**Records shown:**
* * * * * * *

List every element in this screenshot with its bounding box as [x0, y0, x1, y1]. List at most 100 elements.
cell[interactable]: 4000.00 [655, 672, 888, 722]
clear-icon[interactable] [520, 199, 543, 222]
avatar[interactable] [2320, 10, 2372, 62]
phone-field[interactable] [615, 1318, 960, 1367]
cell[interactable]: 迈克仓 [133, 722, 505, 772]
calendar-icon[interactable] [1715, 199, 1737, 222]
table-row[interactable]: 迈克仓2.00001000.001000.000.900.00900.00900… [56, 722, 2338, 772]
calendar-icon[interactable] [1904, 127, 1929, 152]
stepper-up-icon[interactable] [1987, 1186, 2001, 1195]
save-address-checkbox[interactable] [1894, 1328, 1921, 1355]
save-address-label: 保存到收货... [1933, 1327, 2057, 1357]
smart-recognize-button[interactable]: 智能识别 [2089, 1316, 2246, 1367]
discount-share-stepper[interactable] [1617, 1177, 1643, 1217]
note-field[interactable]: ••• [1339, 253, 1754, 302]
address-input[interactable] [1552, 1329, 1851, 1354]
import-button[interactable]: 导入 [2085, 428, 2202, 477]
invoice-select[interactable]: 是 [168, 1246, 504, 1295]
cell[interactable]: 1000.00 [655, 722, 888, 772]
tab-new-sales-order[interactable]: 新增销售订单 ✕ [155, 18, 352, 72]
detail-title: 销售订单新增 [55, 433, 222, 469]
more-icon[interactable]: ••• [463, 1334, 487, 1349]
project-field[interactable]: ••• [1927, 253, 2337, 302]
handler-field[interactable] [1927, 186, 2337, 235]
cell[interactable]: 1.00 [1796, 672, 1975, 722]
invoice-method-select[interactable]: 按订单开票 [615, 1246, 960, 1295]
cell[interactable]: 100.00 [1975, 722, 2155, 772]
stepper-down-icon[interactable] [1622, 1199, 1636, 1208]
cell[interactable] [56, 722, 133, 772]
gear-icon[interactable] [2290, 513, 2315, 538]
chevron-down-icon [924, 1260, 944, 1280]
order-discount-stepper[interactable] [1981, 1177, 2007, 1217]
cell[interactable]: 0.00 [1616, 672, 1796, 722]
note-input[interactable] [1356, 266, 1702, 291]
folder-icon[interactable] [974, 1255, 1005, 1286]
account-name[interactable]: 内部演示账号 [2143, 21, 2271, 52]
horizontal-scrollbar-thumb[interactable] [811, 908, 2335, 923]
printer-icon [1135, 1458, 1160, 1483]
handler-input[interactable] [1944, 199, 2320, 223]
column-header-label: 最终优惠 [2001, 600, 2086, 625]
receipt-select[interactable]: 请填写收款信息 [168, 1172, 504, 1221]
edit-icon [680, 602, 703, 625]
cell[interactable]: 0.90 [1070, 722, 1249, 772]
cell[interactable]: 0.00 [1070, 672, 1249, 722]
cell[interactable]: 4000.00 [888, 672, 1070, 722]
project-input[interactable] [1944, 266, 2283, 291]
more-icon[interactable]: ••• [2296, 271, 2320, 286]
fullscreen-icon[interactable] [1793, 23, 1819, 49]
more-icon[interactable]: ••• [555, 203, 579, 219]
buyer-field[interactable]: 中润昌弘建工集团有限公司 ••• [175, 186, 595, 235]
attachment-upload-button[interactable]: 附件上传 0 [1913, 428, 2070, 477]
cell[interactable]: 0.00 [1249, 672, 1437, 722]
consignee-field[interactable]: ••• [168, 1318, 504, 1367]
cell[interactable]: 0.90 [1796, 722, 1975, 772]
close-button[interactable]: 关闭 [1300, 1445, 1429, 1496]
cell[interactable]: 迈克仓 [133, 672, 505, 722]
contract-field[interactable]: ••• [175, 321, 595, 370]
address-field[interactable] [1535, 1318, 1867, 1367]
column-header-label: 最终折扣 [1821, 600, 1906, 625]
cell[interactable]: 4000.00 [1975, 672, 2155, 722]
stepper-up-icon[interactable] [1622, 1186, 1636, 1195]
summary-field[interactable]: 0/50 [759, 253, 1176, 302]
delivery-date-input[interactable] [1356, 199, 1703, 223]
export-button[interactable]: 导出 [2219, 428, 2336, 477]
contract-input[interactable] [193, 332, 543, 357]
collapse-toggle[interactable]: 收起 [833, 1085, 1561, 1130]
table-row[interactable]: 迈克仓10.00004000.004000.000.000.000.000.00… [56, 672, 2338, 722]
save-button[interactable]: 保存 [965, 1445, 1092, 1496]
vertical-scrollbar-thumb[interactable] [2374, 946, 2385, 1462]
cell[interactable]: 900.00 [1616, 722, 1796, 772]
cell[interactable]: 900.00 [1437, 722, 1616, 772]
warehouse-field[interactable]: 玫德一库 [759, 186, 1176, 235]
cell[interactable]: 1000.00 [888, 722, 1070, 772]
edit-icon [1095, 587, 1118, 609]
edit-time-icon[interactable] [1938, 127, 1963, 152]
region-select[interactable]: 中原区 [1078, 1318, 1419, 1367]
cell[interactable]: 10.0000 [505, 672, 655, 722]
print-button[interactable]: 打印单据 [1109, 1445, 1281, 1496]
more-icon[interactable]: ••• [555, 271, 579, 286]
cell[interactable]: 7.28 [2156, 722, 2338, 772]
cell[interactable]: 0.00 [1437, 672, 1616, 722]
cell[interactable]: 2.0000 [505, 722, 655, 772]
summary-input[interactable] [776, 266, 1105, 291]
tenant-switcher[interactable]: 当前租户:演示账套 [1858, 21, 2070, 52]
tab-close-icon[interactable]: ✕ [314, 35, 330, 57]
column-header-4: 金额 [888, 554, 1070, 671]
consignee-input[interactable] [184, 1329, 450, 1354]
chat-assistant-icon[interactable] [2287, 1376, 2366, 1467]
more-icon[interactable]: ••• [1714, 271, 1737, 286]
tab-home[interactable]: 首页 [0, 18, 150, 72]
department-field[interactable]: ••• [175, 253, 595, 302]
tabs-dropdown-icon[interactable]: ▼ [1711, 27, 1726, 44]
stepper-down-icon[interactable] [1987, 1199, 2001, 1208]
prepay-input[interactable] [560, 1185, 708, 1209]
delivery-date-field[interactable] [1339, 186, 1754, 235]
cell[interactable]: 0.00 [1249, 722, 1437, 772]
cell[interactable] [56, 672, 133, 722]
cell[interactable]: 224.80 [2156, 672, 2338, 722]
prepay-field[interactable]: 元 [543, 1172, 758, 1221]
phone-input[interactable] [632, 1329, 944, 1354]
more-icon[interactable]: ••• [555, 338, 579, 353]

* * * * * * *

Write out, word for word, the stretch of lines above from the first one through the line that contains "invoice-select[interactable]: 是 [168, 1246, 504, 1295]", including both.

**Task solution:**
List every element in this screenshot with its bounding box as [x0, y0, x1, y1]. List at most 100 elements.
cell[interactable]: 4000.00 [655, 672, 888, 722]
clear-icon[interactable] [520, 199, 543, 222]
avatar[interactable] [2320, 10, 2372, 62]
phone-field[interactable] [615, 1318, 960, 1367]
cell[interactable]: 迈克仓 [133, 722, 505, 772]
calendar-icon[interactable] [1715, 199, 1737, 222]
table-row[interactable]: 迈克仓2.00001000.001000.000.900.00900.00900… [56, 722, 2338, 772]
calendar-icon[interactable] [1904, 127, 1929, 152]
stepper-up-icon[interactable] [1987, 1186, 2001, 1195]
save-address-checkbox[interactable] [1894, 1328, 1921, 1355]
save-address-label: 保存到收货... [1933, 1327, 2057, 1357]
smart-recognize-button[interactable]: 智能识别 [2089, 1316, 2246, 1367]
discount-share-stepper[interactable] [1617, 1177, 1643, 1217]
note-field[interactable]: ••• [1339, 253, 1754, 302]
address-input[interactable] [1552, 1329, 1851, 1354]
import-button[interactable]: 导入 [2085, 428, 2202, 477]
invoice-select[interactable]: 是 [168, 1246, 504, 1295]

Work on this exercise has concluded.